# [Written request]
Any pictures in the records below should be skipped; write out everything else exactly.

## BEGIN Items

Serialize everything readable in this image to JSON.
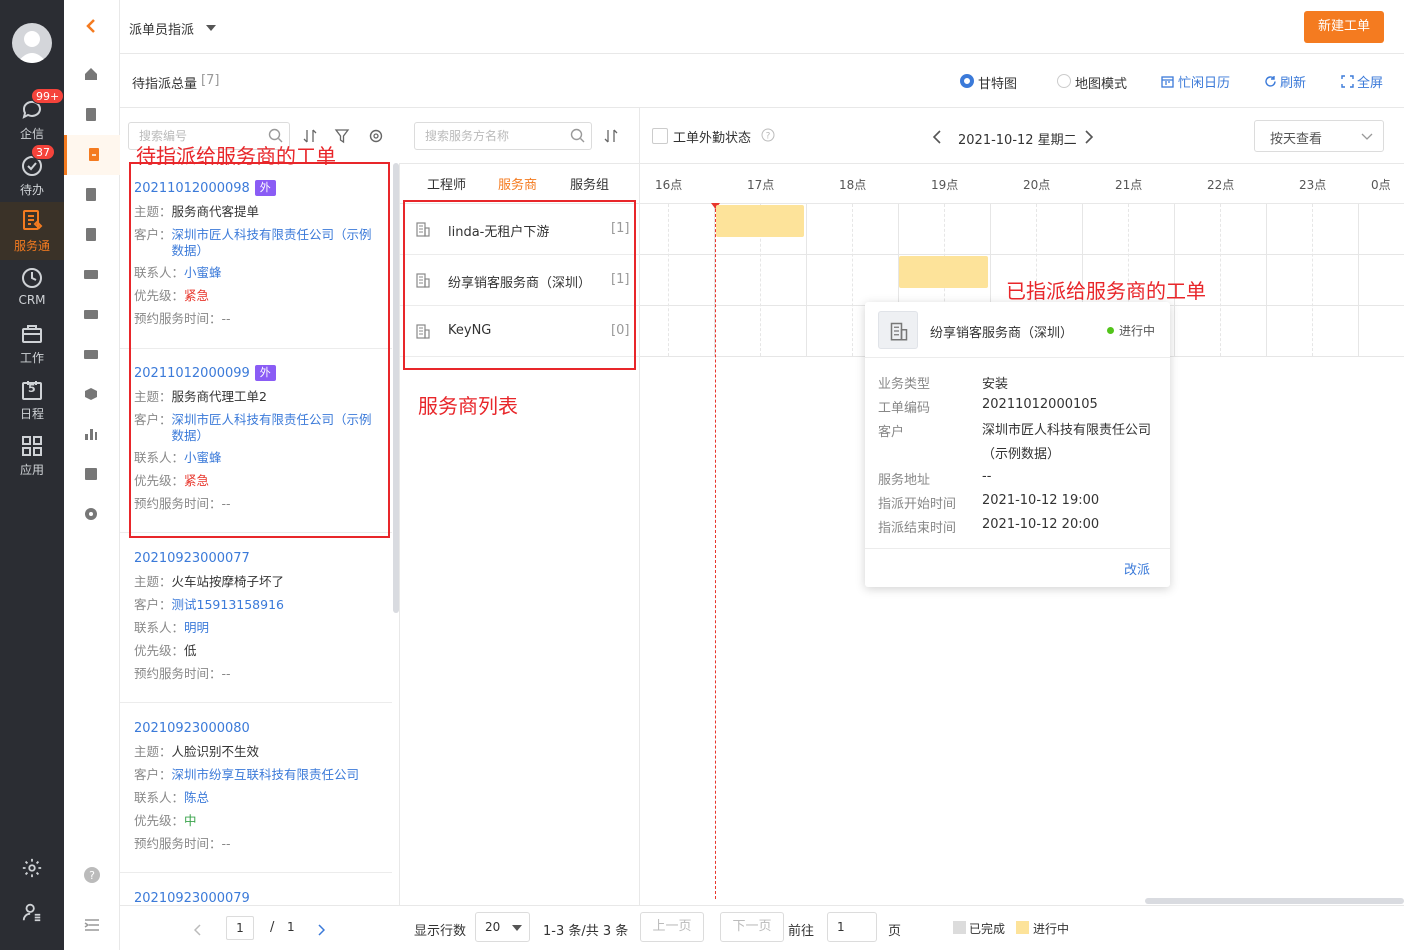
{
  "nav": {
    "items": [
      {
        "label": "企信",
        "badge": "99+",
        "icon": "chat-icon"
      },
      {
        "label": "待办",
        "badge": "37",
        "icon": "check-circle-icon"
      },
      {
        "label": "服务通",
        "icon": "service-icon",
        "active": true
      },
      {
        "label": "CRM",
        "icon": "clock-icon"
      },
      {
        "label": "工作",
        "icon": "briefcase-icon"
      },
      {
        "label": "日程",
        "icon": "calendar-icon",
        "date": "5"
      },
      {
        "label": "应用",
        "icon": "grid-icon"
      }
    ]
  },
  "header": {
    "title": "派单员指派",
    "new_button": "新建工单"
  },
  "subheader": {
    "pending_label": "待指派总量",
    "pending_count": "[7]",
    "view_gantt": "甘特图",
    "view_map": "地图模式",
    "calendar": "忙闲日历",
    "refresh": "刷新",
    "fullscreen": "全屏"
  },
  "ticket_search": {
    "placeholder": "搜索编号"
  },
  "provider_search": {
    "placeholder": "搜索服务方名称"
  },
  "gantt_toolbar": {
    "outside_status": "工单外勤状态",
    "date": "2021-10-12 星期二",
    "view_by": "按天查看"
  },
  "labels": {
    "subject": "主题：",
    "customer": "客户：",
    "contact": "联系人：",
    "priority": "优先级：",
    "appt": "预约服务时间：",
    "appt_value": "--"
  },
  "tickets": [
    {
      "no": "20211012000098",
      "tag": "外",
      "subject": "服务商代客提单",
      "customer": "深圳市匠人科技有限责任公司（示例数据）",
      "contact": "小蜜蜂",
      "priority": "紧急"
    },
    {
      "no": "20211012000099",
      "tag": "外",
      "subject": "服务商代理工单2",
      "customer": "深圳市匠人科技有限责任公司（示例数据）",
      "contact": "小蜜蜂",
      "priority": "紧急"
    },
    {
      "no": "20210923000077",
      "subject": "火车站按摩椅子坏了",
      "customer": "测试15913158916",
      "contact": "明明",
      "priority": "低"
    },
    {
      "no": "20210923000080",
      "subject": "人脸识别不生效",
      "customer": "深圳市纷享互联科技有限责任公司",
      "contact": "陈总",
      "priority": "中"
    },
    {
      "no": "20210923000079"
    }
  ],
  "list_pager": {
    "page": "1",
    "sep": "/",
    "total": "1"
  },
  "provider_tabs": [
    "工程师",
    "服务商",
    "服务组"
  ],
  "providers": [
    {
      "name": "linda-无租户下游",
      "count": "[1]"
    },
    {
      "name": "纷享销客服务商（深圳）",
      "count": "[1]"
    },
    {
      "name": "KeyNG",
      "count": "[0]"
    }
  ],
  "hours": [
    "16点",
    "17点",
    "18点",
    "19点",
    "20点",
    "21点",
    "22点",
    "23点",
    "0点"
  ],
  "popup": {
    "provider": "纷享销客服务商（深圳）",
    "status": "进行中",
    "status_color": "#52c41a",
    "fields": [
      {
        "k": "业务类型",
        "v": "安装"
      },
      {
        "k": "工单编码",
        "v": "20211012000105"
      },
      {
        "k": "客户",
        "v": "深圳市匠人科技有限责任公司（示例数据）"
      },
      {
        "k": "服务地址",
        "v": "--"
      },
      {
        "k": "指派开始时间",
        "v": "2021-10-12 19:00"
      },
      {
        "k": "指派结束时间",
        "v": "2021-10-12 20:00"
      }
    ],
    "action": "改派"
  },
  "annotations": {
    "pending": "待指派给服务商的工单",
    "providers": "服务商列表",
    "assigned": "已指派给服务商的工单"
  },
  "footer": {
    "rows_label": "显示行数",
    "rows_value": "20",
    "range": "1-3 条/共 3 条",
    "prev": "上一页",
    "next": "下一页",
    "goto": "前往",
    "goto_value": "1",
    "page_unit": "页",
    "legend_done": "已完成",
    "legend_progress": "进行中",
    "color_done": "#dcdcdc",
    "color_progress": "#fde39a"
  }
}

## END Items

# [Complete output]
Serialize everything readable in this image to JSON.
{
  "nav": {
    "items": [
      {
        "label": "企信",
        "badge": "99+",
        "icon": "chat-icon"
      },
      {
        "label": "待办",
        "badge": "37",
        "icon": "check-circle-icon"
      },
      {
        "label": "服务通",
        "icon": "service-icon",
        "active": true
      },
      {
        "label": "CRM",
        "icon": "clock-icon"
      },
      {
        "label": "工作",
        "icon": "briefcase-icon"
      },
      {
        "label": "日程",
        "icon": "calendar-icon",
        "date": "5"
      },
      {
        "label": "应用",
        "icon": "grid-icon"
      }
    ]
  },
  "header": {
    "title": "派单员指派",
    "new_button": "新建工单"
  },
  "subheader": {
    "pending_label": "待指派总量",
    "pending_count": "[7]",
    "view_gantt": "甘特图",
    "view_map": "地图模式",
    "calendar": "忙闲日历",
    "refresh": "刷新",
    "fullscreen": "全屏"
  },
  "ticket_search": {
    "placeholder": "搜索编号"
  },
  "provider_search": {
    "placeholder": "搜索服务方名称"
  },
  "gantt_toolbar": {
    "outside_status": "工单外勤状态",
    "date": "2021-10-12 星期二",
    "view_by": "按天查看"
  },
  "labels": {
    "subject": "主题：",
    "customer": "客户：",
    "contact": "联系人：",
    "priority": "优先级：",
    "appt": "预约服务时间：",
    "appt_value": "--"
  },
  "tickets": [
    {
      "no": "20211012000098",
      "tag": "外",
      "subject": "服务商代客提单",
      "customer": "深圳市匠人科技有限责任公司（示例数据）",
      "contact": "小蜜蜂",
      "priority": "紧急"
    },
    {
      "no": "20211012000099",
      "tag": "外",
      "subject": "服务商代理工单2",
      "customer": "深圳市匠人科技有限责任公司（示例数据）",
      "contact": "小蜜蜂",
      "priority": "紧急"
    },
    {
      "no": "20210923000077",
      "subject": "火车站按摩椅子坏了",
      "customer": "测试15913158916",
      "contact": "明明",
      "priority": "低"
    },
    {
      "no": "20210923000080",
      "subject": "人脸识别不生效",
      "customer": "深圳市纷享互联科技有限责任公司",
      "contact": "陈总",
      "priority": "中"
    },
    {
      "no": "20210923000079"
    }
  ],
  "list_pager": {
    "page": "1",
    "sep": "/",
    "total": "1"
  },
  "provider_tabs": [
    "工程师",
    "服务商",
    "服务组"
  ],
  "providers": [
    {
      "name": "linda-无租户下游",
      "count": "[1]"
    },
    {
      "name": "纷享销客服务商（深圳）",
      "count": "[1]"
    },
    {
      "name": "KeyNG",
      "count": "[0]"
    }
  ],
  "hours": [
    "16点",
    "17点",
    "18点",
    "19点",
    "20点",
    "21点",
    "22点",
    "23点",
    "0点"
  ],
  "popup": {
    "provider": "纷享销客服务商（深圳）",
    "status": "进行中",
    "status_color": "#52c41a",
    "fields": [
      {
        "k": "业务类型",
        "v": "安装"
      },
      {
        "k": "工单编码",
        "v": "20211012000105"
      },
      {
        "k": "客户",
        "v": "深圳市匠人科技有限责任公司（示例数据）"
      },
      {
        "k": "服务地址",
        "v": "--"
      },
      {
        "k": "指派开始时间",
        "v": "2021-10-12 19:00"
      },
      {
        "k": "指派结束时间",
        "v": "2021-10-12 20:00"
      }
    ],
    "action": "改派"
  },
  "annotations": {
    "pending": "待指派给服务商的工单",
    "providers": "服务商列表",
    "assigned": "已指派给服务商的工单"
  },
  "footer": {
    "rows_label": "显示行数",
    "rows_value": "20",
    "range": "1-3 条/共 3 条",
    "prev": "上一页",
    "next": "下一页",
    "goto": "前往",
    "goto_value": "1",
    "page_unit": "页",
    "legend_done": "已完成",
    "legend_progress": "进行中",
    "color_done": "#dcdcdc",
    "color_progress": "#fde39a"
  }
}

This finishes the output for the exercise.